**Problem details**
Find every line in the records below that holds the word "служб", and copy each one.

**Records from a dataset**
+===+

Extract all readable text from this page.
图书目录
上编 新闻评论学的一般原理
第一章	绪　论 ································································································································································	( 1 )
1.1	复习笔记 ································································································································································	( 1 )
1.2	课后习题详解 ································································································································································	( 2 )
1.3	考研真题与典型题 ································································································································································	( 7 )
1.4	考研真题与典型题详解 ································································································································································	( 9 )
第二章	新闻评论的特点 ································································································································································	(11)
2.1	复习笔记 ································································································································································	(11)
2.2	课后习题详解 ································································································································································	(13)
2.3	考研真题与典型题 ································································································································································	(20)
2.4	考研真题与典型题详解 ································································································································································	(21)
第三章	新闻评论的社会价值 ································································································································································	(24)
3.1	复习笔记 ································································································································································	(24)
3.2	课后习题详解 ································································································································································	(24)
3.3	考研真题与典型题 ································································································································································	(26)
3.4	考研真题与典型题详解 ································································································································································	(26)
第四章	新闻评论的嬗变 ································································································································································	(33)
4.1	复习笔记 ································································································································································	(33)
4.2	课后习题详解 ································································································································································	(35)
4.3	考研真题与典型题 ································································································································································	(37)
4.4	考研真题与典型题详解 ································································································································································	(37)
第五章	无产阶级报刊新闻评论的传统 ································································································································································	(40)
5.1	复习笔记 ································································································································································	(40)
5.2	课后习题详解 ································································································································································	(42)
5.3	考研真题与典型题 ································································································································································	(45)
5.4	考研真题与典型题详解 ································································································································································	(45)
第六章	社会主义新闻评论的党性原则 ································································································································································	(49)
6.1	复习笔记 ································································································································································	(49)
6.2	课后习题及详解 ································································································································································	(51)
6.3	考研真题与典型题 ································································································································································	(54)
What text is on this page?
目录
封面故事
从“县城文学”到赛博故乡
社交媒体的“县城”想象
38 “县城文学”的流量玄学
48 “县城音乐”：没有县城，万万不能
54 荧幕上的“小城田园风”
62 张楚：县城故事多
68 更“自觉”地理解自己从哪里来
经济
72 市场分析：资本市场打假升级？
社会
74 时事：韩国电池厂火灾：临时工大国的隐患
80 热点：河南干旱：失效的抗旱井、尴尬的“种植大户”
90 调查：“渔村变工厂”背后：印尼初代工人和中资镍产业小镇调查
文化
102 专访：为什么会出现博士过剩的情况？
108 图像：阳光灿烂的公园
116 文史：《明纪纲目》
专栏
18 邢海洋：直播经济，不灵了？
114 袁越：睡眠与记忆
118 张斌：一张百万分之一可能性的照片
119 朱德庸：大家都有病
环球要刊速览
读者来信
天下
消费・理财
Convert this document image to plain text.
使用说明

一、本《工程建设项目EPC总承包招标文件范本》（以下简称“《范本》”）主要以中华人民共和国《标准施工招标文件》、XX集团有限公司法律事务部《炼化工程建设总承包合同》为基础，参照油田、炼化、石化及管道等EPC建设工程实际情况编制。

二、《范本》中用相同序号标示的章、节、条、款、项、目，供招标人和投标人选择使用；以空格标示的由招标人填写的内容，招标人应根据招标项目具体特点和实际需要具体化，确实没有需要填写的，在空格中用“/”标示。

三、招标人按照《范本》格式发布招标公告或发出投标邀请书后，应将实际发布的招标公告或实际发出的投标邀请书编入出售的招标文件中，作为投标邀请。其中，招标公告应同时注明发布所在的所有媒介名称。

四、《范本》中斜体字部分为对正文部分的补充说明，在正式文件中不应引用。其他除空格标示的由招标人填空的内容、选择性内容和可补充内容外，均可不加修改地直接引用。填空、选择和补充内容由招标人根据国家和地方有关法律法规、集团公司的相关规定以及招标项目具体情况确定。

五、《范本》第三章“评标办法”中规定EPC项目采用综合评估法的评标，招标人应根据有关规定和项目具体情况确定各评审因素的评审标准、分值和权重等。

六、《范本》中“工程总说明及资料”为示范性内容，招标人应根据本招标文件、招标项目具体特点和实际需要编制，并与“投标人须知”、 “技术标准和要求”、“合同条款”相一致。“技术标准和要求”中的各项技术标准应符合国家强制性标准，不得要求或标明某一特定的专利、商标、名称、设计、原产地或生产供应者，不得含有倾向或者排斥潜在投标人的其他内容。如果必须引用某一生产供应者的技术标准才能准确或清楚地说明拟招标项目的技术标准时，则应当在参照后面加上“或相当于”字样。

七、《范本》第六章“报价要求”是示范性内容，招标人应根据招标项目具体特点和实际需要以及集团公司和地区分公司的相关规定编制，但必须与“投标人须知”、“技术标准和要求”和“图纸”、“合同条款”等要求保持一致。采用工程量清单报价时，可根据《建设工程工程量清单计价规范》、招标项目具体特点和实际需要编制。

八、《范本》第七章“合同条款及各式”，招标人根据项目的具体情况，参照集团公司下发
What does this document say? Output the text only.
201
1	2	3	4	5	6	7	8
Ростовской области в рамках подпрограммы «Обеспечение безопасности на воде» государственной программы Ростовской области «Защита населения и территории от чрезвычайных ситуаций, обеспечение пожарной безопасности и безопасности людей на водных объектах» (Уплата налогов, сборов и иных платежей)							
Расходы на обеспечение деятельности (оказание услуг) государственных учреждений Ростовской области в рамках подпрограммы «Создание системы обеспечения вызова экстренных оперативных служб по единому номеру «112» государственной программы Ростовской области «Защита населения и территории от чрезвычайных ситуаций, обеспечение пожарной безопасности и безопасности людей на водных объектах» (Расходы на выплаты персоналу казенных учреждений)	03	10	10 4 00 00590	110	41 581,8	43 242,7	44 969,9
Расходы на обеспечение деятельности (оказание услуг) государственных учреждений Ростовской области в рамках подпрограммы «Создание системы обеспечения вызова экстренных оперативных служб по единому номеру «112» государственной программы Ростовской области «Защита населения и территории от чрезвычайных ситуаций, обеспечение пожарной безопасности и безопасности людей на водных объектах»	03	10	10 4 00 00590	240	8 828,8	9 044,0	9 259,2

+===+

**Problem solution**
Расходы на обеспечение деятельности (оказание услуг) государственных учреждений Ростовской области в рамках подпрограммы «Создание системы обеспечения вызова экстренных оперативных служб по единому номеру «112» государственной программы Ростовской области «Защита населения и территории от чрезвычайных ситуаций, обеспечение пожарной безопасности и безопасности людей на водных объектах» (Расходы на выплаты персоналу казенных учреждений)	03	10	10 4 00 00590	110	41 581,8	43 242,7	44 969,9
Расходы на обеспечение деятельности (оказание услуг) государственных учреждений Ростовской области в рамках подпрограммы «Создание системы обеспечения вызова экстренных оперативных служб по единому номеру «112» государственной программы Ростовской области «Защита населения и территории от чрезвычайных ситуаций, обеспечение пожарной безопасности и безопасности людей на водных объектах»	03	10	10 4 00 00590	240	8 828,8	9 044,0	9 259,2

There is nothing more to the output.